Dataset records
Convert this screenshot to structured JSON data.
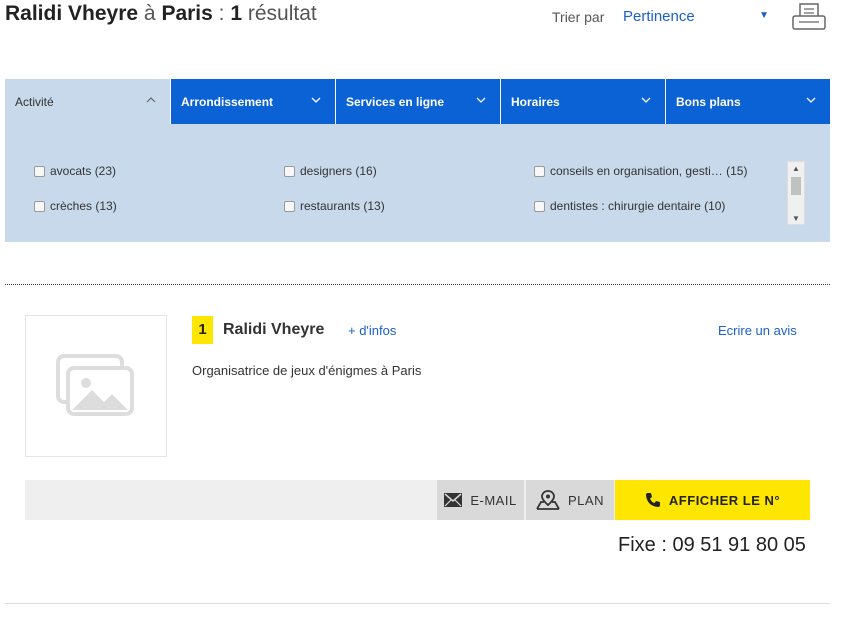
{
  "header": {
    "name": "Ralidi Vheyre",
    "preposition": "à",
    "city": "Paris",
    "separator": ":",
    "count": "1",
    "result_word": "résultat",
    "sort_label": "Trier par",
    "sort_value": "Pertinence"
  },
  "filters": {
    "tabs": [
      {
        "label": "Activité"
      },
      {
        "label": "Arrondissement"
      },
      {
        "label": "Services en ligne"
      },
      {
        "label": "Horaires"
      },
      {
        "label": "Bons plans"
      }
    ],
    "options": [
      {
        "label": "avocats (23)"
      },
      {
        "label": "crèches (13)"
      },
      {
        "label": "designers (16)"
      },
      {
        "label": "restaurants (13)"
      },
      {
        "label": "conseils en organisation, gesti…  (15)"
      },
      {
        "label": "dentistes : chirurgie dentaire (10)"
      }
    ]
  },
  "result": {
    "rank": "1",
    "name": "Ralidi Vheyre",
    "more_info": "+ d'infos",
    "write_review": "Ecrire un avis",
    "description": "Organisatrice de jeux d'énigmes à Paris",
    "actions": {
      "email": "E-MAIL",
      "plan": "PLAN",
      "phone": "AFFICHER LE N°"
    },
    "phone_label": "Fixe : 09 51 91 80 05"
  },
  "colors": {
    "accent_blue": "#0a62d4",
    "filter_bg": "#c7d9ea",
    "highlight_yellow": "#ffe600",
    "link_blue": "#1b5fcc"
  }
}
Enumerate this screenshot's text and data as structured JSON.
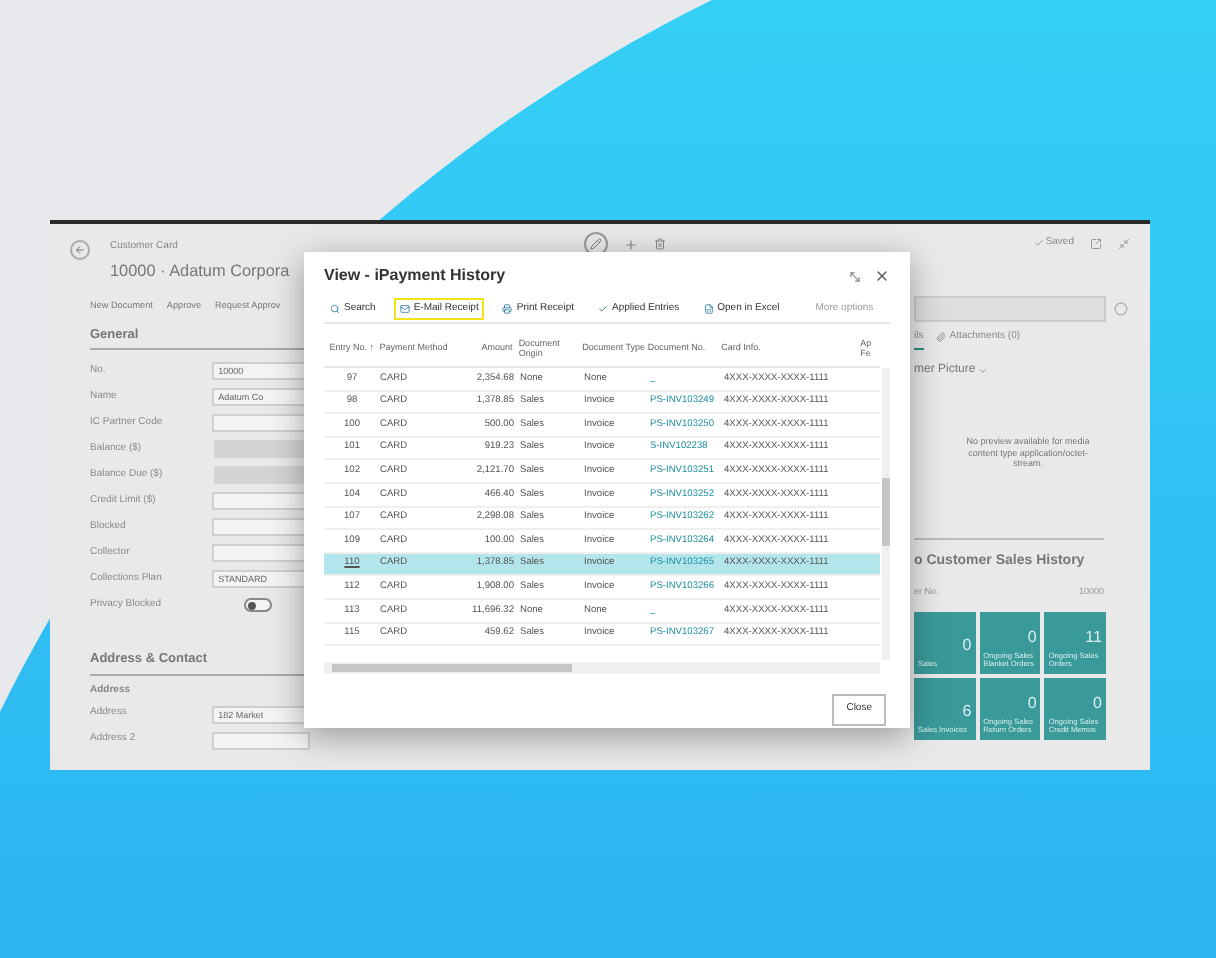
{
  "app": {
    "breadcrumb": "Customer Card",
    "title": "10000 · Adatum Corpora",
    "saved": "Saved",
    "actions": [
      "New Document",
      "Approve",
      "Request Approv"
    ],
    "general": {
      "heading": "General",
      "fields": [
        {
          "label": "No.",
          "kind": "text",
          "value": "10000"
        },
        {
          "label": "Name",
          "kind": "text",
          "value": "Adatum Co"
        },
        {
          "label": "IC Partner Code",
          "kind": "text"
        },
        {
          "label": "Balance ($)",
          "kind": "shaded"
        },
        {
          "label": "Balance Due ($)",
          "kind": "shaded"
        },
        {
          "label": "Credit Limit ($)",
          "kind": "text"
        },
        {
          "label": "Blocked",
          "kind": "text"
        },
        {
          "label": "Collector",
          "kind": "text"
        },
        {
          "label": "Collections Plan",
          "kind": "text",
          "value": "STANDARD"
        },
        {
          "label": "Privacy Blocked",
          "kind": "toggle",
          "on": false
        }
      ]
    },
    "address": {
      "heading": "Address & Contact",
      "subheading": "Address",
      "fields": [
        {
          "label": "Address",
          "value": "182 Market"
        },
        {
          "label": "Address 2"
        }
      ]
    },
    "factbox": {
      "tabs": [
        {
          "label": "ils",
          "selected": true
        },
        {
          "label": "Attachments (0)",
          "selected": false
        }
      ],
      "picture_title": "mer Picture",
      "picture_note": "No preview available for media content type application/octet-stream.",
      "history_title": "o Customer Sales History",
      "history_subtitle": "er No.",
      "history_number": "10000",
      "tiles": [
        {
          "value": "0",
          "label": "Sales"
        },
        {
          "value": "0",
          "label": "Ongoing Sales Blanket Orders"
        },
        {
          "value": "11",
          "label": "Ongoing Sales Orders"
        },
        {
          "value": "6",
          "label": "Sales Invoices"
        },
        {
          "value": "0",
          "label": "Ongoing Sales Return Orders"
        },
        {
          "value": "0",
          "label": "Ongoing Sales Credit Memos"
        }
      ]
    }
  },
  "dialog": {
    "title": "View - iPayment History",
    "toolbar": [
      {
        "kind": "search",
        "label": "Search",
        "highlighted": false
      },
      {
        "kind": "mail",
        "label": "E-Mail Receipt",
        "highlighted": true
      },
      {
        "kind": "print",
        "label": "Print Receipt",
        "highlighted": false
      },
      {
        "kind": "check",
        "label": "Applied Entries",
        "highlighted": false
      },
      {
        "kind": "excel",
        "label": "Open in Excel",
        "highlighted": false
      },
      {
        "kind": "more",
        "label": "More options",
        "highlighted": false
      }
    ],
    "columns": [
      "Entry No. ↑",
      "Payment Method",
      "Amount",
      "Document Origin",
      "Document Type",
      "Document No.",
      "Card Info.",
      "Ap Fe"
    ],
    "rows": [
      {
        "entry": "97",
        "method": "CARD",
        "amount": "2,354.68",
        "origin": "None",
        "type": "None",
        "doc": "_",
        "card": "4XXX-XXXX-XXXX-1111",
        "selected": false
      },
      {
        "entry": "98",
        "method": "CARD",
        "amount": "1,378.85",
        "origin": "Sales",
        "type": "Invoice",
        "doc": "PS-INV103249",
        "card": "4XXX-XXXX-XXXX-1111",
        "selected": false
      },
      {
        "entry": "100",
        "method": "CARD",
        "amount": "500.00",
        "origin": "Sales",
        "type": "Invoice",
        "doc": "PS-INV103250",
        "card": "4XXX-XXXX-XXXX-1111",
        "selected": false
      },
      {
        "entry": "101",
        "method": "CARD",
        "amount": "919.23",
        "origin": "Sales",
        "type": "Invoice",
        "doc": "S-INV102238",
        "card": "4XXX-XXXX-XXXX-1111",
        "selected": false
      },
      {
        "entry": "102",
        "method": "CARD",
        "amount": "2,121.70",
        "origin": "Sales",
        "type": "Invoice",
        "doc": "PS-INV103251",
        "card": "4XXX-XXXX-XXXX-1111",
        "selected": false
      },
      {
        "entry": "104",
        "method": "CARD",
        "amount": "466.40",
        "origin": "Sales",
        "type": "Invoice",
        "doc": "PS-INV103252",
        "card": "4XXX-XXXX-XXXX-1111",
        "selected": false
      },
      {
        "entry": "107",
        "method": "CARD",
        "amount": "2,298.08",
        "origin": "Sales",
        "type": "Invoice",
        "doc": "PS-INV103262",
        "card": "4XXX-XXXX-XXXX-1111",
        "selected": false
      },
      {
        "entry": "109",
        "method": "CARD",
        "amount": "100.00",
        "origin": "Sales",
        "type": "Invoice",
        "doc": "PS-INV103264",
        "card": "4XXX-XXXX-XXXX-1111",
        "selected": false
      },
      {
        "entry": "110",
        "method": "CARD",
        "amount": "1,378.85",
        "origin": "Sales",
        "type": "Invoice",
        "doc": "PS-INV103265",
        "card": "4XXX-XXXX-XXXX-1111",
        "selected": true
      },
      {
        "entry": "112",
        "method": "CARD",
        "amount": "1,908.00",
        "origin": "Sales",
        "type": "Invoice",
        "doc": "PS-INV103266",
        "card": "4XXX-XXXX-XXXX-1111",
        "selected": false
      },
      {
        "entry": "113",
        "method": "CARD",
        "amount": "11,696.32",
        "origin": "None",
        "type": "None",
        "doc": "_",
        "card": "4XXX-XXXX-XXXX-1111",
        "selected": false
      },
      {
        "entry": "115",
        "method": "CARD",
        "amount": "459.62",
        "origin": "Sales",
        "type": "Invoice",
        "doc": "PS-INV103267",
        "card": "4XXX-XXXX-XXXX-1111",
        "selected": false
      }
    ],
    "close": "Close"
  }
}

### PROMPT
Print every record above exactly as written, leaving out the pictures.

### SOLUTION FOR THIS PROBLEM
Convert this screenshot to structured JSON data.
{
  "header": {
    "name": "Ralidi Vheyre",
    "preposition": "à",
    "city": "Paris",
    "separator": ":",
    "count": "1",
    "result_word": "résultat",
    "sort_label": "Trier par",
    "sort_value": "Pertinence"
  },
  "filters": {
    "tabs": [
      {
        "label": "Activité"
      },
      {
        "label": "Arrondissement"
      },
      {
        "label": "Services en ligne"
      },
      {
        "label": "Horaires"
      },
      {
        "label": "Bons plans"
      }
    ],
    "options": [
      {
        "label": "avocats (23)"
      },
      {
        "label": "crèches (13)"
      },
      {
        "label": "designers (16)"
      },
      {
        "label": "restaurants (13)"
      },
      {
        "label": "conseils en organisation, gesti…  (15)"
      },
      {
        "label": "dentistes : chirurgie dentaire (10)"
      }
    ]
  },
  "result": {
    "rank": "1",
    "name": "Ralidi Vheyre",
    "more_info": "+ d'infos",
    "write_review": "Ecrire un avis",
    "description": "Organisatrice de jeux d'énigmes à Paris",
    "actions": {
      "email": "E-MAIL",
      "plan": "PLAN",
      "phone": "AFFICHER LE N°"
    },
    "phone_label": "Fixe : 09 51 91 80 05"
  },
  "colors": {
    "accent_blue": "#0a62d4",
    "filter_bg": "#c7d9ea",
    "highlight_yellow": "#ffe600",
    "link_blue": "#1b5fcc"
  }
}
Enumerate this screenshot's text and data as structured JSON.
{
  "app": {
    "breadcrumb": "Customer Card",
    "title": "10000 · Adatum Corpora",
    "saved": "Saved",
    "actions": [
      "New Document",
      "Approve",
      "Request Approv"
    ],
    "general": {
      "heading": "General",
      "fields": [
        {
          "label": "No.",
          "kind": "text",
          "value": "10000"
        },
        {
          "label": "Name",
          "kind": "text",
          "value": "Adatum Co"
        },
        {
          "label": "IC Partner Code",
          "kind": "text"
        },
        {
          "label": "Balance ($)",
          "kind": "shaded"
        },
        {
          "label": "Balance Due ($)",
          "kind": "shaded"
        },
        {
          "label": "Credit Limit ($)",
          "kind": "text"
        },
        {
          "label": "Blocked",
          "kind": "text"
        },
        {
          "label": "Collector",
          "kind": "text"
        },
        {
          "label": "Collections Plan",
          "kind": "text",
          "value": "STANDARD"
        },
        {
          "label": "Privacy Blocked",
          "kind": "toggle",
          "on": false
        }
      ]
    },
    "address": {
      "heading": "Address & Contact",
      "subheading": "Address",
      "fields": [
        {
          "label": "Address",
          "value": "182 Market"
        },
        {
          "label": "Address 2"
        }
      ]
    },
    "factbox": {
      "tabs": [
        {
          "label": "ils",
          "selected": true
        },
        {
          "label": "Attachments (0)",
          "selected": false
        }
      ],
      "picture_title": "mer Picture",
      "picture_note": "No preview available for media content type application/octet-stream.",
      "history_title": "o Customer Sales History",
      "history_subtitle": "er No.",
      "history_number": "10000",
      "tiles": [
        {
          "value": "0",
          "label": "Sales"
        },
        {
          "value": "0",
          "label": "Ongoing Sales Blanket Orders"
        },
        {
          "value": "11",
          "label": "Ongoing Sales Orders"
        },
        {
          "value": "6",
          "label": "Sales Invoices"
        },
        {
          "value": "0",
          "label": "Ongoing Sales Return Orders"
        },
        {
          "value": "0",
          "label": "Ongoing Sales Credit Memos"
        }
      ]
    }
  },
  "dialog": {
    "title": "View - iPayment History",
    "toolbar": [
      {
        "kind": "search",
        "label": "Search",
        "highlighted": false
      },
      {
        "kind": "mail",
        "label": "E-Mail Receipt",
        "highlighted": true
      },
      {
        "kind": "print",
        "label": "Print Receipt",
        "highlighted": false
      },
      {
        "kind": "check",
        "label": "Applied Entries",
        "highlighted": false
      },
      {
        "kind": "excel",
        "label": "Open in Excel",
        "highlighted": false
      },
      {
        "kind": "more",
        "label": "More options",
        "highlighted": false
      }
    ],
    "columns": [
      "Entry No. ↑",
      "Payment Method",
      "Amount",
      "Document Origin",
      "Document Type",
      "Document No.",
      "Card Info.",
      "Ap Fe"
    ],
    "rows": [
      {
        "entry": "97",
        "method": "CARD",
        "amount": "2,354.68",
        "origin": "None",
        "type": "None",
        "doc": "_",
        "card": "4XXX-XXXX-XXXX-1111",
        "selected": false
      },
      {
        "entry": "98",
        "method": "CARD",
        "amount": "1,378.85",
        "origin": "Sales",
        "type": "Invoice",
        "doc": "PS-INV103249",
        "card": "4XXX-XXXX-XXXX-1111",
        "selected": false
      },
      {
        "entry": "100",
        "method": "CARD",
        "amount": "500.00",
        "origin": "Sales",
        "type": "Invoice",
        "doc": "PS-INV103250",
        "card": "4XXX-XXXX-XXXX-1111",
        "selected": false
      },
      {
        "entry": "101",
        "method": "CARD",
        "amount": "919.23",
        "origin": "Sales",
        "type": "Invoice",
        "doc": "S-INV102238",
        "card": "4XXX-XXXX-XXXX-1111",
        "selected": false
      },
      {
        "entry": "102",
        "method": "CARD",
        "amount": "2,121.70",
        "origin": "Sales",
        "type": "Invoice",
        "doc": "PS-INV103251",
        "card": "4XXX-XXXX-XXXX-1111",
        "selected": false
      },
      {
        "entry": "104",
        "method": "CARD",
        "amount": "466.40",
        "origin": "Sales",
        "type": "Invoice",
        "doc": "PS-INV103252",
        "card": "4XXX-XXXX-XXXX-1111",
        "selected": false
      },
      {
        "entry": "107",
        "method": "CARD",
        "amount": "2,298.08",
        "origin": "Sales",
        "type": "Invoice",
        "doc": "PS-INV103262",
        "card": "4XXX-XXXX-XXXX-1111",
        "selected": false
      },
      {
        "entry": "109",
        "method": "CARD",
        "amount": "100.00",
        "origin": "Sales",
        "type": "Invoice",
        "doc": "PS-INV103264",
        "card": "4XXX-XXXX-XXXX-1111",
        "selected": false
      },
      {
        "entry": "110",
        "method": "CARD",
        "amount": "1,378.85",
        "origin": "Sales",
        "type": "Invoice",
        "doc": "PS-INV103265",
        "card": "4XXX-XXXX-XXXX-1111",
        "selected": true
      },
      {
        "entry": "112",
        "method": "CARD",
        "amount": "1,908.00",
        "origin": "Sales",
        "type": "Invoice",
        "doc": "PS-INV103266",
        "card": "4XXX-XXXX-XXXX-1111",
        "selected": false
      },
      {
        "entry": "113",
        "method": "CARD",
        "amount": "11,696.32",
        "origin": "None",
        "type": "None",
        "doc": "_",
        "card": "4XXX-XXXX-XXXX-1111",
        "selected": false
      },
      {
        "entry": "115",
        "method": "CARD",
        "amount": "459.62",
        "origin": "Sales",
        "type": "Invoice",
        "doc": "PS-INV103267",
        "card": "4XXX-XXXX-XXXX-1111",
        "selected": false
      }
    ],
    "close": "Close"
  }
}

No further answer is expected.